◆ Exercise directions
Using the data below, determine the number of lines that include the string "属地管理". Write only that number.

»»

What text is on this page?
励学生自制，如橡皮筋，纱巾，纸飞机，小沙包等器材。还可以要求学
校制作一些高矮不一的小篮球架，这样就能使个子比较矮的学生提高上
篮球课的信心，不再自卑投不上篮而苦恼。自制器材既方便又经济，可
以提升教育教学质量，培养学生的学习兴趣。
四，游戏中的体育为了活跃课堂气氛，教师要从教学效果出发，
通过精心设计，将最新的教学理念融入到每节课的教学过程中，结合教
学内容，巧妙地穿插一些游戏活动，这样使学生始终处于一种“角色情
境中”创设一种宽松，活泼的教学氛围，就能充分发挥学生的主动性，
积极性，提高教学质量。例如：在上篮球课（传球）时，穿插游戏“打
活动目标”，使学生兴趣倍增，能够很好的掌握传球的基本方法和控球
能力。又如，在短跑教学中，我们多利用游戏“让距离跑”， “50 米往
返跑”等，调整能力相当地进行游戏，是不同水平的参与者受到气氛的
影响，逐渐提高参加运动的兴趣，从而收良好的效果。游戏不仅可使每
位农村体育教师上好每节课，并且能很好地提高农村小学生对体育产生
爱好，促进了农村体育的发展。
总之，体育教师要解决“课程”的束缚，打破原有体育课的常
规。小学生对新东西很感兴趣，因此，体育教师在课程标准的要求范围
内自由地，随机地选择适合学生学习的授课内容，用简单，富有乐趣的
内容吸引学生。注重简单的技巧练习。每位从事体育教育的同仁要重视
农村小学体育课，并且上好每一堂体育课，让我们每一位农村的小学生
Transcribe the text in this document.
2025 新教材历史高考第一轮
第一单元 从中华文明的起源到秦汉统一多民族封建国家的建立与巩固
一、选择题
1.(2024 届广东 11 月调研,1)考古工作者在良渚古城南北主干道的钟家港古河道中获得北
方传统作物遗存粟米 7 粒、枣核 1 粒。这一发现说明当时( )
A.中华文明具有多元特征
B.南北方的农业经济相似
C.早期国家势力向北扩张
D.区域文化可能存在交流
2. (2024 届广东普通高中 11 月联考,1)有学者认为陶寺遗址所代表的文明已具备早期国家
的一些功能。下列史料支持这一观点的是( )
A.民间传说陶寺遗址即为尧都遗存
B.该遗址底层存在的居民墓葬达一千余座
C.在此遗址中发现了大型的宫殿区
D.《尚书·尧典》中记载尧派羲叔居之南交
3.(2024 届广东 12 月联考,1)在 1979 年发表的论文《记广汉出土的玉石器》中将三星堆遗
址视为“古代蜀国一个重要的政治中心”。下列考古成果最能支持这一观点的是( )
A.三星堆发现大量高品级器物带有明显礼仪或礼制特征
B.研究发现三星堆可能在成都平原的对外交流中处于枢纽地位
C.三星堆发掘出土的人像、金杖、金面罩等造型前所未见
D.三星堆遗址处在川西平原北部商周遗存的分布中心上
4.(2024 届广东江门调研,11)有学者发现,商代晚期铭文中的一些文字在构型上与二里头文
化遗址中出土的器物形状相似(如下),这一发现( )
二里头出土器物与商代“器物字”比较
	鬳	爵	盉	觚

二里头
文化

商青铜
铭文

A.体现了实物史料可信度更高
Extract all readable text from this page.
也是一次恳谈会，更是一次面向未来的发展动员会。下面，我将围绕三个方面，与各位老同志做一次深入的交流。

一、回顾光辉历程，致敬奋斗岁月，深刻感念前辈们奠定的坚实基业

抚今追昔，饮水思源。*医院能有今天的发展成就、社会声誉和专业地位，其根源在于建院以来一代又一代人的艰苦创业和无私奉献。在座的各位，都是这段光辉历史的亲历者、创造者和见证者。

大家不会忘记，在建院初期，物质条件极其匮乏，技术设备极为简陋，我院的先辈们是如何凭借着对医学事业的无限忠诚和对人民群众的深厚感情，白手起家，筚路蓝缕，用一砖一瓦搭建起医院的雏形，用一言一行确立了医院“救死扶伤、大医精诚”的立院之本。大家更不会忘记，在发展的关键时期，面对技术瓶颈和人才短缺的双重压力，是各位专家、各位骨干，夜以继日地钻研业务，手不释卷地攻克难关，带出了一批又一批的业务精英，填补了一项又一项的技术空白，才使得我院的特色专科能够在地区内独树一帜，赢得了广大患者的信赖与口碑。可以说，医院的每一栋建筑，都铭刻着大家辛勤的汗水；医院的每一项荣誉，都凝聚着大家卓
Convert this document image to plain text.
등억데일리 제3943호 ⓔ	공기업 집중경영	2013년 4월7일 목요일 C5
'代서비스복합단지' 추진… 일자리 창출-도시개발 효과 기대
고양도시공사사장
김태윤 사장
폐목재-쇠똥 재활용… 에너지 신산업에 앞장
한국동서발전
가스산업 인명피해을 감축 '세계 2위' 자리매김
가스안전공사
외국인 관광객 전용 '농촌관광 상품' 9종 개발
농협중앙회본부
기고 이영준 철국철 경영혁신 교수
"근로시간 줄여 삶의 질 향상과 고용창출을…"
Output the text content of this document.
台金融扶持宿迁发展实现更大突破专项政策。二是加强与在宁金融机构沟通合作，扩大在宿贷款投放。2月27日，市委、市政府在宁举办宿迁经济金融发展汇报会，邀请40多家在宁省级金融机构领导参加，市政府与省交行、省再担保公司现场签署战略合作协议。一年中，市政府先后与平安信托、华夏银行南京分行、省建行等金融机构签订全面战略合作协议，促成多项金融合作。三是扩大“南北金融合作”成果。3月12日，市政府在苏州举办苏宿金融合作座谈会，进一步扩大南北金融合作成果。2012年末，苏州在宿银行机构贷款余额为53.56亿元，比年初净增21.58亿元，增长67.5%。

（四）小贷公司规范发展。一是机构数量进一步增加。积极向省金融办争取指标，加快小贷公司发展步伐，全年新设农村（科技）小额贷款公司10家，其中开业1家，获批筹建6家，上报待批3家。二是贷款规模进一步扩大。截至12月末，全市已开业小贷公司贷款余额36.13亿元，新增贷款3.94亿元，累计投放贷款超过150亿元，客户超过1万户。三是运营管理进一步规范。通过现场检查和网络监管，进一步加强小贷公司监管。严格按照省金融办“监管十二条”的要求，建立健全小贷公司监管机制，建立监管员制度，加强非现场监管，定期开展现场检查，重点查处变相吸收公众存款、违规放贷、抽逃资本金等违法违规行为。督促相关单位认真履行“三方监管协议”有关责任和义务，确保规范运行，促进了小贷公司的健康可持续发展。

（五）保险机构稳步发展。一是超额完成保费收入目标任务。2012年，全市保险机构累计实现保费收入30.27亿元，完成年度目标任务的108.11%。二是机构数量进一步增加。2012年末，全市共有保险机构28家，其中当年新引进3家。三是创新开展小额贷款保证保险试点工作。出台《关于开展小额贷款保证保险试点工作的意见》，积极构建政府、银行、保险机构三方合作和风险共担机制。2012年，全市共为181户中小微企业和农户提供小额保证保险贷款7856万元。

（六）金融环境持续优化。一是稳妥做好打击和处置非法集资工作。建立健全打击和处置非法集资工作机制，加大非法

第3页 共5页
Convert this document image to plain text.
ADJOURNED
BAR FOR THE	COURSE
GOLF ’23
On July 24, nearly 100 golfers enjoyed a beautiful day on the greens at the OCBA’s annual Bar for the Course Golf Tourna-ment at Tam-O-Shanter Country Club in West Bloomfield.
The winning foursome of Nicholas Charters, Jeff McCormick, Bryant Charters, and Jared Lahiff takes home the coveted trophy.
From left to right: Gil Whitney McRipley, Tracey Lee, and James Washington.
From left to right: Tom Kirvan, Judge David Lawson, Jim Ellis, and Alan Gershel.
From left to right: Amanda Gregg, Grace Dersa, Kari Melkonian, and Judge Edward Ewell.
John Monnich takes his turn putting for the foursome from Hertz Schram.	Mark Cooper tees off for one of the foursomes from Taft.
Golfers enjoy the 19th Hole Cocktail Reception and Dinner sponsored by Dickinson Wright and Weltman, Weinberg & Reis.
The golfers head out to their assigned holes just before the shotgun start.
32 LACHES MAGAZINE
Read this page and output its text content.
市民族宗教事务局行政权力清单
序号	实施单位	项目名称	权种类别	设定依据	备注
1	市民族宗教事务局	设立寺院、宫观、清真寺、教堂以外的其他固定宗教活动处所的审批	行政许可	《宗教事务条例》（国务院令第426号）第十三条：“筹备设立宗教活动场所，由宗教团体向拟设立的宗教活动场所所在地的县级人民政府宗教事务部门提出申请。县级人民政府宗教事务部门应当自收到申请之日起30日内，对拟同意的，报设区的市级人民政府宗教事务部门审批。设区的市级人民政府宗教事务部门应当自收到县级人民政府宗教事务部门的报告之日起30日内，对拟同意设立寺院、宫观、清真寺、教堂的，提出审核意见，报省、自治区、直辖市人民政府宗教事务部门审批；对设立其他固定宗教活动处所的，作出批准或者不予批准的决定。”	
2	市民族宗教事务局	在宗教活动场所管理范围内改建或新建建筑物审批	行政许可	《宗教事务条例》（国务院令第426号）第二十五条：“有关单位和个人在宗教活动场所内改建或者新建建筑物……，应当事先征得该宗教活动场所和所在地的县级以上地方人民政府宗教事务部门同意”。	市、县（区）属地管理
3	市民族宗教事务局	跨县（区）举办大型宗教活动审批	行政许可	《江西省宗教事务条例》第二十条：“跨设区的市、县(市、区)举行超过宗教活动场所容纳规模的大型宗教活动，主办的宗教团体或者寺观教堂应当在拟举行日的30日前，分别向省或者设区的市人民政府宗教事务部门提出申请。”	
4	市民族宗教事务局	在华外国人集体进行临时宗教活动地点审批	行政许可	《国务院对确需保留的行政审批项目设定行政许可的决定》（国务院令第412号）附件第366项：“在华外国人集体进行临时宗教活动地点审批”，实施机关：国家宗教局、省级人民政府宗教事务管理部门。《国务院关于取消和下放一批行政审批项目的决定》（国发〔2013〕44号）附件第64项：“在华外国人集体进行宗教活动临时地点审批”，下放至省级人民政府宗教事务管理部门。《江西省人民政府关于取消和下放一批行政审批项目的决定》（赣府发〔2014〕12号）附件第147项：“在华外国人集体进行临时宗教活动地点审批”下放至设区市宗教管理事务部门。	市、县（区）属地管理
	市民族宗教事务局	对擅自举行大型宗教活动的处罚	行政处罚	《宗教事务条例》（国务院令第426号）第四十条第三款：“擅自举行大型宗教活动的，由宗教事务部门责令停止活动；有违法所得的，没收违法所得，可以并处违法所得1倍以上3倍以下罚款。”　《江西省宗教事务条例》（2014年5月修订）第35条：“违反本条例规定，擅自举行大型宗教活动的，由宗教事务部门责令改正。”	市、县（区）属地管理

««

◆ Solution to the exercise
3